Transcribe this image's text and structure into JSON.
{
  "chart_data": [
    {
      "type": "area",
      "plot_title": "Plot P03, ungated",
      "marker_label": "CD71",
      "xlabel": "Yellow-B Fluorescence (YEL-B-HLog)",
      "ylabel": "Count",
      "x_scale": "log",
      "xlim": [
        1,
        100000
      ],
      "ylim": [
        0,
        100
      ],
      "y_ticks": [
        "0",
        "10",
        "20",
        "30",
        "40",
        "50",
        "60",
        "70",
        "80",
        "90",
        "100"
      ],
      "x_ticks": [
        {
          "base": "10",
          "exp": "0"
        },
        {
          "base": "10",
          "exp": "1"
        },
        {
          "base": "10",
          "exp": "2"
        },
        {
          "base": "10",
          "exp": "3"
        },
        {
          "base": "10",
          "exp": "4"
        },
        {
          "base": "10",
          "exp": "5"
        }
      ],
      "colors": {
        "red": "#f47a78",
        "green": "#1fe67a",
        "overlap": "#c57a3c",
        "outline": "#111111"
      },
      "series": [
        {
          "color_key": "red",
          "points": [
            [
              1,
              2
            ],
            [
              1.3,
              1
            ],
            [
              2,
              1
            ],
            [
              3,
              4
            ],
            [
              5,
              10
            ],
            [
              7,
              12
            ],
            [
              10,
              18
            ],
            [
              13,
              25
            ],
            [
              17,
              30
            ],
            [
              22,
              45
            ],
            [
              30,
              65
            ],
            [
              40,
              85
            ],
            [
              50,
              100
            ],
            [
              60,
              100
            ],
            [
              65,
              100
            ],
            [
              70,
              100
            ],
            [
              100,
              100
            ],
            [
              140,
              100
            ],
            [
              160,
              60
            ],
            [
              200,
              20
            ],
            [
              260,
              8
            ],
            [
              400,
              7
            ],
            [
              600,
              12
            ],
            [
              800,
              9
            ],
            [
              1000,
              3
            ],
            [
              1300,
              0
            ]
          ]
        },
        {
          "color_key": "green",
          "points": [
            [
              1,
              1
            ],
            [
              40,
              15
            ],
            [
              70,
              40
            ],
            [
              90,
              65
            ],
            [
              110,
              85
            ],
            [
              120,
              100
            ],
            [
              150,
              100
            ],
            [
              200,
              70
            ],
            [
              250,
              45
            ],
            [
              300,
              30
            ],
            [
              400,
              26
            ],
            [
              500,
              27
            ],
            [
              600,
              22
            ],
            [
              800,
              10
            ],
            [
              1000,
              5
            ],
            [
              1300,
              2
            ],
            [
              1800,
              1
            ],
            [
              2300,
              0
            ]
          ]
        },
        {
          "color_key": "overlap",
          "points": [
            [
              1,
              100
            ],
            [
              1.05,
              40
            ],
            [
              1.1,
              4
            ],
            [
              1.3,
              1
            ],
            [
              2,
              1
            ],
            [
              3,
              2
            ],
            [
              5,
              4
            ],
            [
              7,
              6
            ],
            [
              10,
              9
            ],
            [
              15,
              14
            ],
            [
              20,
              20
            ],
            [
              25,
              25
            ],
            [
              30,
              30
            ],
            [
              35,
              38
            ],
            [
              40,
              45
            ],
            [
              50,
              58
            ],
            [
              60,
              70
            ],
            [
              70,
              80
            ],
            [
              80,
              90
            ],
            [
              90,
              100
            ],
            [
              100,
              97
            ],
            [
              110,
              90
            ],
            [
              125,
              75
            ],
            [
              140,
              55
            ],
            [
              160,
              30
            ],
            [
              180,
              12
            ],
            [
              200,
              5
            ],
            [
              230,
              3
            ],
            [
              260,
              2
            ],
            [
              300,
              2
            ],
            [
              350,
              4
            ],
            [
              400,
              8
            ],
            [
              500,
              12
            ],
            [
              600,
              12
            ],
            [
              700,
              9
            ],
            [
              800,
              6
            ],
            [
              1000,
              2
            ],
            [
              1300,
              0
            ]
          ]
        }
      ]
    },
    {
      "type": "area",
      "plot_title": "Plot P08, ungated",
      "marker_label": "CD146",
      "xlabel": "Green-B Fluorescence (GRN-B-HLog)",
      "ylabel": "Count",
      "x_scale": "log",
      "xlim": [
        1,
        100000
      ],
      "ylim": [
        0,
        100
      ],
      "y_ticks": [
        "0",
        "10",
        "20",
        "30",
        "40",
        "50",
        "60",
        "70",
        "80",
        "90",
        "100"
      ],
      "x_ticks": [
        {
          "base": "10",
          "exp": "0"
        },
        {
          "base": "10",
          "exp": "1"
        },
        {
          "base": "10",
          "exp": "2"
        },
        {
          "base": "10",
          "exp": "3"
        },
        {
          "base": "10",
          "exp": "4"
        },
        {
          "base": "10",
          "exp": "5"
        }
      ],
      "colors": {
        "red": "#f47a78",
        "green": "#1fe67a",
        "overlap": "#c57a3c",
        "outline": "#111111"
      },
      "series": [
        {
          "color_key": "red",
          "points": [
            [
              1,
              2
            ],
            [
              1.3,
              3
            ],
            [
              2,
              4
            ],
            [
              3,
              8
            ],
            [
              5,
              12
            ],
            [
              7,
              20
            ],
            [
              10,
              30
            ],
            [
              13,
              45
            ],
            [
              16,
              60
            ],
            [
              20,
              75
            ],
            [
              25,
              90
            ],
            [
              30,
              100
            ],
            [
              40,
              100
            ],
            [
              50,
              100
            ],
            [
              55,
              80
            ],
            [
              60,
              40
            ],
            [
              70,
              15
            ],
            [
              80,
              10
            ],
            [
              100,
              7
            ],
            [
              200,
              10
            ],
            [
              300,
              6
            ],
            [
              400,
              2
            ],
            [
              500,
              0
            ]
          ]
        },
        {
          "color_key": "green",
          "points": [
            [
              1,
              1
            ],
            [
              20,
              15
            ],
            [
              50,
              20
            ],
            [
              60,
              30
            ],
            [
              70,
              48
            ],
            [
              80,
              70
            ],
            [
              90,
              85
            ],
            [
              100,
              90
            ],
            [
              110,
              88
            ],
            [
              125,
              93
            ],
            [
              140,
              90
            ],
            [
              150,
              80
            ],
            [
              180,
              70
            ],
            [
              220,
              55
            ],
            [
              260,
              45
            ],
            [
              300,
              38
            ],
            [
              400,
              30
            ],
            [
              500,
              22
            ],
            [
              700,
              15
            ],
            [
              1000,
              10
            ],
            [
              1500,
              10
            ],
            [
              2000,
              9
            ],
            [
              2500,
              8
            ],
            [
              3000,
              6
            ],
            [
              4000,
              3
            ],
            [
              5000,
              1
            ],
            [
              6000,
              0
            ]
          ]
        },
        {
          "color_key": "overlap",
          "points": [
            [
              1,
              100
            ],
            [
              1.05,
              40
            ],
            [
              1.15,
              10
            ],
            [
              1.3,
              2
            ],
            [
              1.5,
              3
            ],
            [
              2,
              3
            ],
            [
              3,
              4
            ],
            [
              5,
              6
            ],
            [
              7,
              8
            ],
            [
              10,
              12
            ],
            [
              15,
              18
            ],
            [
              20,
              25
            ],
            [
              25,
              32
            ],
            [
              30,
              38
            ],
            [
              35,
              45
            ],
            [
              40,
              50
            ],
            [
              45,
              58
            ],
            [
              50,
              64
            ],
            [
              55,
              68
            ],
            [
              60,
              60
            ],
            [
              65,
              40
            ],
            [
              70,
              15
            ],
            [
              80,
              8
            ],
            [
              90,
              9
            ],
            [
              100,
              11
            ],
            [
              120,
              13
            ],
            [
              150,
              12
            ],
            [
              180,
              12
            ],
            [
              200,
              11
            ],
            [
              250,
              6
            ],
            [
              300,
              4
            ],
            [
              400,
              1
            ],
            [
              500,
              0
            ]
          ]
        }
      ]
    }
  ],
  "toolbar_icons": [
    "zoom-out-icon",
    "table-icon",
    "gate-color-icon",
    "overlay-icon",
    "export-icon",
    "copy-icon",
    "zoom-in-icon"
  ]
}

****************

(WHAT YOU HAVE TO DO) Restate every entry word for word.

(SOLUTION TO THE PROBLEM)
Transcribe this image's text and structure into JSON.
{
  "chart_data": [
    {
      "type": "area",
      "plot_title": "Plot P03, ungated",
      "marker_label": "CD71",
      "xlabel": "Yellow-B Fluorescence (YEL-B-HLog)",
      "ylabel": "Count",
      "x_scale": "log",
      "xlim": [
        1,
        100000
      ],
      "ylim": [
        0,
        100
      ],
      "y_ticks": [
        "0",
        "10",
        "20",
        "30",
        "40",
        "50",
        "60",
        "70",
        "80",
        "90",
        "100"
      ],
      "x_ticks": [
        {
          "base": "10",
          "exp": "0"
        },
        {
          "base": "10",
          "exp": "1"
        },
        {
          "base": "10",
          "exp": "2"
        },
        {
          "base": "10",
          "exp": "3"
        },
        {
          "base": "10",
          "exp": "4"
        },
        {
          "base": "10",
          "exp": "5"
        }
      ],
      "colors": {
        "red": "#f47a78",
        "green": "#1fe67a",
        "overlap": "#c57a3c",
        "outline": "#111111"
      },
      "series": [
        {
          "color_key": "red",
          "points": [
            [
              1,
              2
            ],
            [
              1.3,
              1
            ],
            [
              2,
              1
            ],
            [
              3,
              4
            ],
            [
              5,
              10
            ],
            [
              7,
              12
            ],
            [
              10,
              18
            ],
            [
              13,
              25
            ],
            [
              17,
              30
            ],
            [
              22,
              45
            ],
            [
              30,
              65
            ],
            [
              40,
              85
            ],
            [
              50,
              100
            ],
            [
              60,
              100
            ],
            [
              65,
              100
            ],
            [
              70,
              100
            ],
            [
              100,
              100
            ],
            [
              140,
              100
            ],
            [
              160,
              60
            ],
            [
              200,
              20
            ],
            [
              260,
              8
            ],
            [
              400,
              7
            ],
            [
              600,
              12
            ],
            [
              800,
              9
            ],
            [
              1000,
              3
            ],
            [
              1300,
              0
            ]
          ]
        },
        {
          "color_key": "green",
          "points": [
            [
              1,
              1
            ],
            [
              40,
              15
            ],
            [
              70,
              40
            ],
            [
              90,
              65
            ],
            [
              110,
              85
            ],
            [
              120,
              100
            ],
            [
              150,
              100
            ],
            [
              200,
              70
            ],
            [
              250,
              45
            ],
            [
              300,
              30
            ],
            [
              400,
              26
            ],
            [
              500,
              27
            ],
            [
              600,
              22
            ],
            [
              800,
              10
            ],
            [
              1000,
              5
            ],
            [
              1300,
              2
            ],
            [
              1800,
              1
            ],
            [
              2300,
              0
            ]
          ]
        },
        {
          "color_key": "overlap",
          "points": [
            [
              1,
              100
            ],
            [
              1.05,
              40
            ],
            [
              1.1,
              4
            ],
            [
              1.3,
              1
            ],
            [
              2,
              1
            ],
            [
              3,
              2
            ],
            [
              5,
              4
            ],
            [
              7,
              6
            ],
            [
              10,
              9
            ],
            [
              15,
              14
            ],
            [
              20,
              20
            ],
            [
              25,
              25
            ],
            [
              30,
              30
            ],
            [
              35,
              38
            ],
            [
              40,
              45
            ],
            [
              50,
              58
            ],
            [
              60,
              70
            ],
            [
              70,
              80
            ],
            [
              80,
              90
            ],
            [
              90,
              100
            ],
            [
              100,
              97
            ],
            [
              110,
              90
            ],
            [
              125,
              75
            ],
            [
              140,
              55
            ],
            [
              160,
              30
            ],
            [
              180,
              12
            ],
            [
              200,
              5
            ],
            [
              230,
              3
            ],
            [
              260,
              2
            ],
            [
              300,
              2
            ],
            [
              350,
              4
            ],
            [
              400,
              8
            ],
            [
              500,
              12
            ],
            [
              600,
              12
            ],
            [
              700,
              9
            ],
            [
              800,
              6
            ],
            [
              1000,
              2
            ],
            [
              1300,
              0
            ]
          ]
        }
      ]
    },
    {
      "type": "area",
      "plot_title": "Plot P08, ungated",
      "marker_label": "CD146",
      "xlabel": "Green-B Fluorescence (GRN-B-HLog)",
      "ylabel": "Count",
      "x_scale": "log",
      "xlim": [
        1,
        100000
      ],
      "ylim": [
        0,
        100
      ],
      "y_ticks": [
        "0",
        "10",
        "20",
        "30",
        "40",
        "50",
        "60",
        "70",
        "80",
        "90",
        "100"
      ],
      "x_ticks": [
        {
          "base": "10",
          "exp": "0"
        },
        {
          "base": "10",
          "exp": "1"
        },
        {
          "base": "10",
          "exp": "2"
        },
        {
          "base": "10",
          "exp": "3"
        },
        {
          "base": "10",
          "exp": "4"
        },
        {
          "base": "10",
          "exp": "5"
        }
      ],
      "colors": {
        "red": "#f47a78",
        "green": "#1fe67a",
        "overlap": "#c57a3c",
        "outline": "#111111"
      },
      "series": [
        {
          "color_key": "red",
          "points": [
            [
              1,
              2
            ],
            [
              1.3,
              3
            ],
            [
              2,
              4
            ],
            [
              3,
              8
            ],
            [
              5,
              12
            ],
            [
              7,
              20
            ],
            [
              10,
              30
            ],
            [
              13,
              45
            ],
            [
              16,
              60
            ],
            [
              20,
              75
            ],
            [
              25,
              90
            ],
            [
              30,
              100
            ],
            [
              40,
              100
            ],
            [
              50,
              100
            ],
            [
              55,
              80
            ],
            [
              60,
              40
            ],
            [
              70,
              15
            ],
            [
              80,
              10
            ],
            [
              100,
              7
            ],
            [
              200,
              10
            ],
            [
              300,
              6
            ],
            [
              400,
              2
            ],
            [
              500,
              0
            ]
          ]
        },
        {
          "color_key": "green",
          "points": [
            [
              1,
              1
            ],
            [
              20,
              15
            ],
            [
              50,
              20
            ],
            [
              60,
              30
            ],
            [
              70,
              48
            ],
            [
              80,
              70
            ],
            [
              90,
              85
            ],
            [
              100,
              90
            ],
            [
              110,
              88
            ],
            [
              125,
              93
            ],
            [
              140,
              90
            ],
            [
              150,
              80
            ],
            [
              180,
              70
            ],
            [
              220,
              55
            ],
            [
              260,
              45
            ],
            [
              300,
              38
            ],
            [
              400,
              30
            ],
            [
              500,
              22
            ],
            [
              700,
              15
            ],
            [
              1000,
              10
            ],
            [
              1500,
              10
            ],
            [
              2000,
              9
            ],
            [
              2500,
              8
            ],
            [
              3000,
              6
            ],
            [
              4000,
              3
            ],
            [
              5000,
              1
            ],
            [
              6000,
              0
            ]
          ]
        },
        {
          "color_key": "overlap",
          "points": [
            [
              1,
              100
            ],
            [
              1.05,
              40
            ],
            [
              1.15,
              10
            ],
            [
              1.3,
              2
            ],
            [
              1.5,
              3
            ],
            [
              2,
              3
            ],
            [
              3,
              4
            ],
            [
              5,
              6
            ],
            [
              7,
              8
            ],
            [
              10,
              12
            ],
            [
              15,
              18
            ],
            [
              20,
              25
            ],
            [
              25,
              32
            ],
            [
              30,
              38
            ],
            [
              35,
              45
            ],
            [
              40,
              50
            ],
            [
              45,
              58
            ],
            [
              50,
              64
            ],
            [
              55,
              68
            ],
            [
              60,
              60
            ],
            [
              65,
              40
            ],
            [
              70,
              15
            ],
            [
              80,
              8
            ],
            [
              90,
              9
            ],
            [
              100,
              11
            ],
            [
              120,
              13
            ],
            [
              150,
              12
            ],
            [
              180,
              12
            ],
            [
              200,
              11
            ],
            [
              250,
              6
            ],
            [
              300,
              4
            ],
            [
              400,
              1
            ],
            [
              500,
              0
            ]
          ]
        }
      ]
    }
  ],
  "toolbar_icons": [
    "zoom-out-icon",
    "table-icon",
    "gate-color-icon",
    "overlay-icon",
    "export-icon",
    "copy-icon",
    "zoom-in-icon"
  ]
}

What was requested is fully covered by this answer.